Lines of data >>
┌────────
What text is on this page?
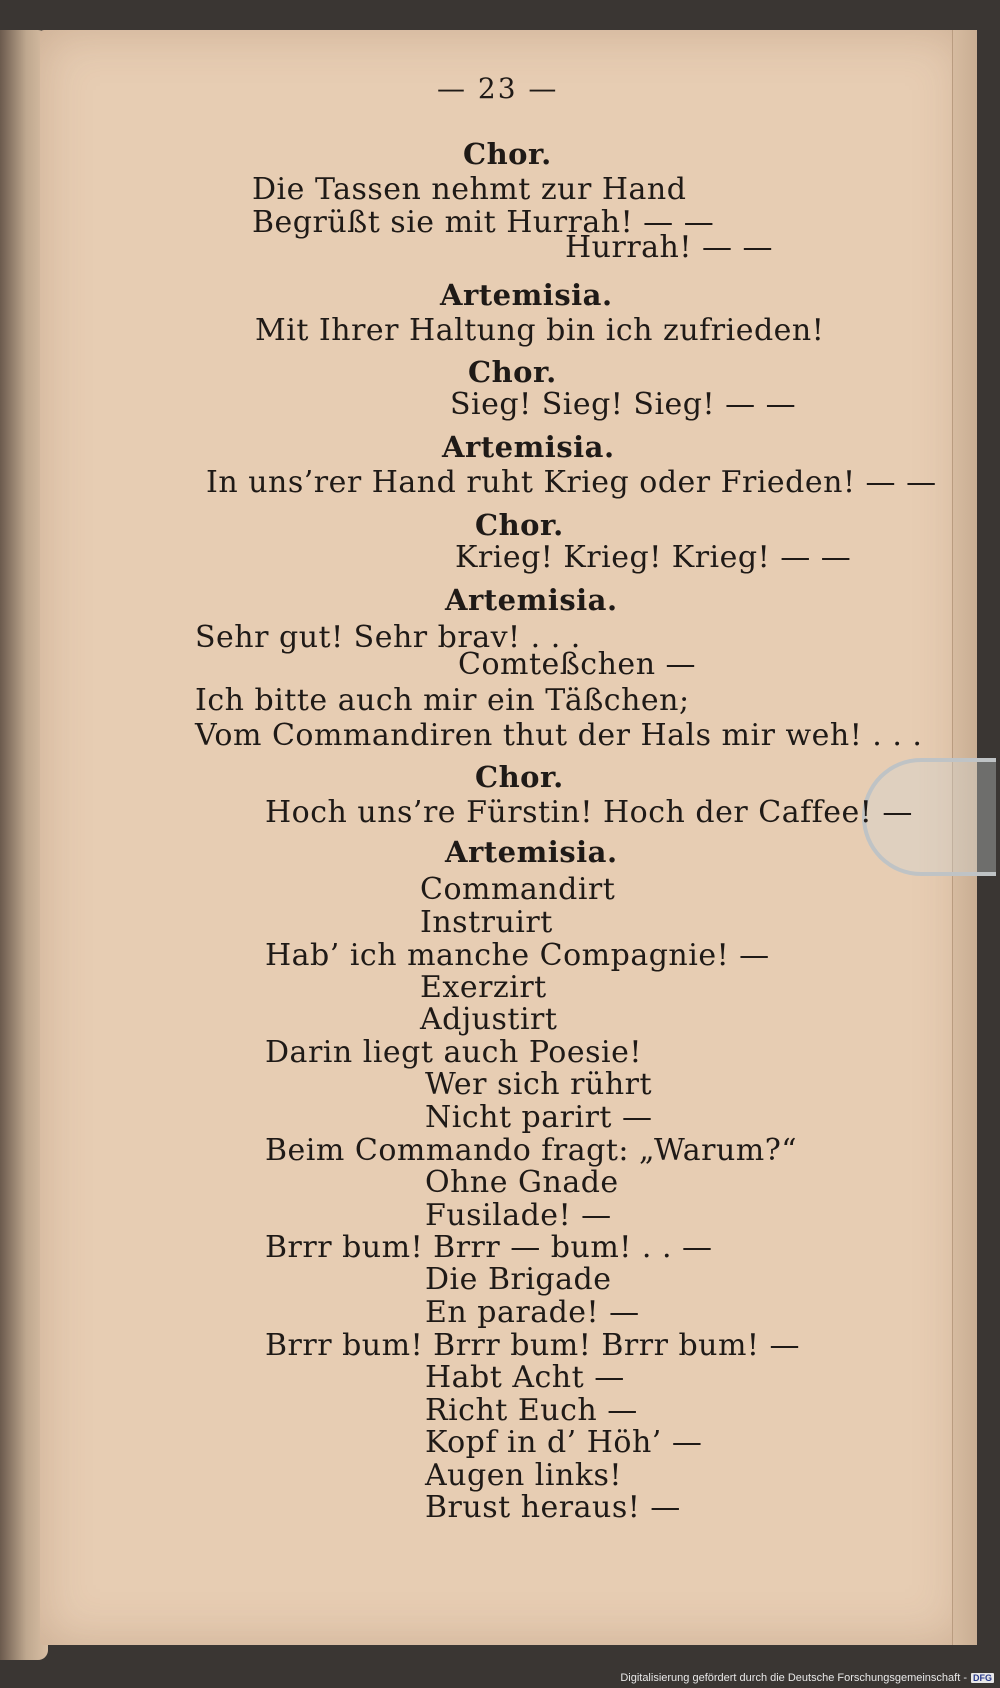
— 23 —
Chor.
Die Tassen nehmt zur Hand
Begrüßt sie mit Hurrah! — —
Hurrah! — —
Artemisia.
Mit Ihrer Haltung bin ich zufrieden!
Chor.
Sieg! Sieg! Sieg! — —
Artemisia.
In uns’rer Hand ruht Krieg oder Frieden! — —
Chor.
Krieg! Krieg! Krieg! — —
Artemisia.
Sehr gut! Sehr brav! . . .
Comteßchen —
Ich bitte auch mir ein Täßchen;
Vom Commandiren thut der Hals mir weh! . . .
Chor.
Hoch uns’re Fürstin! Hoch der Caffee! —
Artemisia.
Commandirt
Instruirt
Hab’ ich manche Compagnie! —
Exerzirt
Adjustirt
Darin liegt auch Poesie!
Wer sich rührt
Nicht parirt —
Beim Commando fragt: „Warum?“
Ohne Gnade
Fusilade! —
Brrr bum! Brrr — bum! . . —
Die Brigade
En parade! —
Brrr bum! Brrr bum! Brrr bum! —
Habt Acht —
Richt Euch —
Kopf in d’ Höh’ —
Augen links!
Brust heraus! —
Digitalisierung gefördert durch die Deutsche Forschungsgemeinschaft - DFG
└────────
Each line in the records above should be reproduced exactly; images are not copied.

What text is on this page?
— 23 —
Chor.
Die Tassen nehmt zur Hand
Begrüßt sie mit Hurrah! — —
Hurrah! — —
Artemisia.
Mit Ihrer Haltung bin ich zufrieden!
Chor.
Sieg! Sieg! Sieg! — —
Artemisia.
In uns’rer Hand ruht Krieg oder Frieden! — —
Chor.
Krieg! Krieg! Krieg! — —
Artemisia.
Sehr gut! Sehr brav! . . .
Comteßchen —
Ich bitte auch mir ein Täßchen;
Vom Commandiren thut der Hals mir weh! . . .
Chor.
Hoch uns’re Fürstin! Hoch der Caffee! —
Artemisia.
Commandirt
Instruirt
Hab’ ich manche Compagnie! —
Exerzirt
Adjustirt
Darin liegt auch Poesie!
Wer sich rührt
Nicht parirt —
Beim Commando fragt: „Warum?“
Ohne Gnade
Fusilade! —
Brrr bum! Brrr — bum! . . —
Die Brigade
En parade! —
Brrr bum! Brrr bum! Brrr bum! —
Habt Acht —
Richt Euch —
Kopf in d’ Höh’ —
Augen links!
Brust heraus! —
Digitalisierung gefördert durch die Deutsche Forschungsgemeinschaft - DFG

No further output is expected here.